What is expected ▸
Where the word "建立极坐标系" occurs in a line, return that line.
===============
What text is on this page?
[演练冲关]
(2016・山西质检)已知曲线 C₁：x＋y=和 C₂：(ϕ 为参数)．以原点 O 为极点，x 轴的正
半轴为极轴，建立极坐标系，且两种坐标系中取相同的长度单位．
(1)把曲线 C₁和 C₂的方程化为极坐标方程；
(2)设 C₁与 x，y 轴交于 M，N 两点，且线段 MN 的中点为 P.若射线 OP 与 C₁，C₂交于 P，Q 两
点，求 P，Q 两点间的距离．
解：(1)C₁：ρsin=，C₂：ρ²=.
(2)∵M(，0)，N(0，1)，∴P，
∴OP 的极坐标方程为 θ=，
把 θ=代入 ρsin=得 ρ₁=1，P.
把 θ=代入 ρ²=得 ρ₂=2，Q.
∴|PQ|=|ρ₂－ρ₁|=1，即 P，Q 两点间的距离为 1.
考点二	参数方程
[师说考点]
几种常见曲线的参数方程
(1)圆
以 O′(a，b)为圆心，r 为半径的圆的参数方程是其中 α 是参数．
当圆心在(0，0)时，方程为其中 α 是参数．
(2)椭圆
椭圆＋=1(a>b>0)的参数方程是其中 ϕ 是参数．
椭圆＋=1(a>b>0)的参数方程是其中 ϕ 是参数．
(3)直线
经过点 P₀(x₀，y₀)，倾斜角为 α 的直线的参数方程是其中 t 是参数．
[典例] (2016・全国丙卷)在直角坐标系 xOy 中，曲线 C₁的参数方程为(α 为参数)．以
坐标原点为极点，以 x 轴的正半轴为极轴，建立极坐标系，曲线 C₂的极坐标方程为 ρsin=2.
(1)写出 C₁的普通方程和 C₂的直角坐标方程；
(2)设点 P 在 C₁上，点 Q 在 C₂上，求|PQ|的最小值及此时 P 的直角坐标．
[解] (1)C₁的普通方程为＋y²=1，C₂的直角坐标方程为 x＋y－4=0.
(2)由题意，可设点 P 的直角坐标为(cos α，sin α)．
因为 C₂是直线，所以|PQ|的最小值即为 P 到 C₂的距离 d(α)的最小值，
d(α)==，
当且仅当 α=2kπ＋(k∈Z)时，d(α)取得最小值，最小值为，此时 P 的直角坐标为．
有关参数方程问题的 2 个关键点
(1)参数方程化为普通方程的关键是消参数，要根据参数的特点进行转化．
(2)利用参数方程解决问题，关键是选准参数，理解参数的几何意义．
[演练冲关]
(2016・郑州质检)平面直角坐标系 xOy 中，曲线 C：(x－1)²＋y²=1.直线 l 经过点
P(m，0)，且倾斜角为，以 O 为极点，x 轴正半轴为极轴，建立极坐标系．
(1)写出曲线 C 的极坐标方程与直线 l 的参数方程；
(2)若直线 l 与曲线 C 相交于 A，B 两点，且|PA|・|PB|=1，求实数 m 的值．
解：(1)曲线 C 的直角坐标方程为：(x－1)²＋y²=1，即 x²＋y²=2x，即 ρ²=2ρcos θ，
===============
The solution ▸
半轴为极轴，建立极坐标系，且两种坐标系中取相同的长度单位．
坐标原点为极点，以 x 轴的正半轴为极轴，建立极坐标系，曲线 C₂的极坐标方程为 ρsin=2.
P(m，0)，且倾斜角为，以 O 为极点，x 轴正半轴为极轴，建立极坐标系．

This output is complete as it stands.